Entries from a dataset
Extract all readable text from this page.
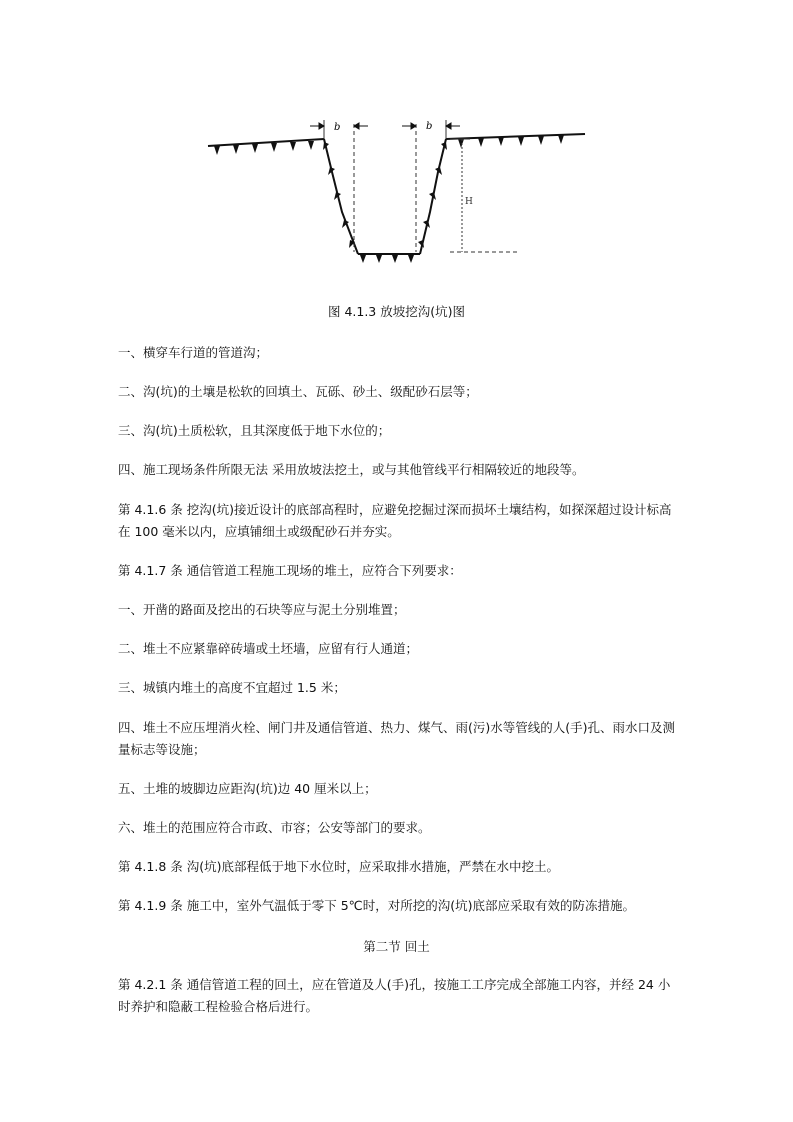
b	b
H
图 4.1.3 放坡挖沟(坑)图

一、横穿车行道的管道沟；

二、沟(坑)的土壤是松软的回填土、瓦砾、砂土、级配砂石层等；

三、沟(坑)土质松软，且其深度低于地下水位的；

四、施工现场条件所限无法 采用放坡法挖土，或与其他管线平行相隔较近的地段等。

第 4.1.6 条 挖沟(坑)接近设计的底部高程时，应避免挖掘过深而损坏土壤结构，如探深超过设计标高在 100 毫米以内，应填铺细土或级配砂石并夯实。

第 4.1.7 条 通信管道工程施工现场的堆土，应符合下列要求：

一、开凿的路面及挖出的石块等应与泥土分别堆置；

二、堆土不应紧靠碎砖墙或土坯墙，应留有行人通道；

三、城镇内堆土的高度不宜超过 1.5 米；

四、堆土不应压埋消火栓、闸门井及通信管道、热力、煤气、雨(污)水等管线的人(手)孔、雨水口及测量标志等设施；

五、土堆的坡脚边应距沟(坑)边 40 厘米以上；

六、堆土的范围应符合市政、市容；公安等部门的要求。

第 4.1.8 条 沟(坑)底部程低于地下水位时，应采取排水措施，严禁在水中挖土。

第 4.1.9 条 施工中，室外气温低于零下 5℃时，对所挖的沟(坑)底部应采取有效的防冻措施。

第二节 回土

第 4.2.1 条 通信管道工程的回土，应在管道及人(手)孔，按施工工序完成全部施工内容，并经 24 小时养护和隐蔽工程检验合格后进行。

# [What to produce]
Leave out the pictures and copy every record above exactly.

# [Written answer]
Extract all readable text from this page.
b	b
H
图 4.1.3 放坡挖沟(坑)图

一、横穿车行道的管道沟；

二、沟(坑)的土壤是松软的回填土、瓦砾、砂土、级配砂石层等；

三、沟(坑)土质松软，且其深度低于地下水位的；

四、施工现场条件所限无法 采用放坡法挖土，或与其他管线平行相隔较近的地段等。

第 4.1.6 条 挖沟(坑)接近设计的底部高程时，应避免挖掘过深而损坏土壤结构，如探深超过设计标高在 100 毫米以内，应填铺细土或级配砂石并夯实。

第 4.1.7 条 通信管道工程施工现场的堆土，应符合下列要求：

一、开凿的路面及挖出的石块等应与泥土分别堆置；

二、堆土不应紧靠碎砖墙或土坯墙，应留有行人通道；

三、城镇内堆土的高度不宜超过 1.5 米；

四、堆土不应压埋消火栓、闸门井及通信管道、热力、煤气、雨(污)水等管线的人(手)孔、雨水口及测量标志等设施；

五、土堆的坡脚边应距沟(坑)边 40 厘米以上；

六、堆土的范围应符合市政、市容；公安等部门的要求。

第 4.1.8 条 沟(坑)底部程低于地下水位时，应采取排水措施，严禁在水中挖土。

第 4.1.9 条 施工中，室外气温低于零下 5℃时，对所挖的沟(坑)底部应采取有效的防冻措施。

第二节 回土

第 4.2.1 条 通信管道工程的回土，应在管道及人(手)孔，按施工工序完成全部施工内容，并经 24 小时养护和隐蔽工程检验合格后进行。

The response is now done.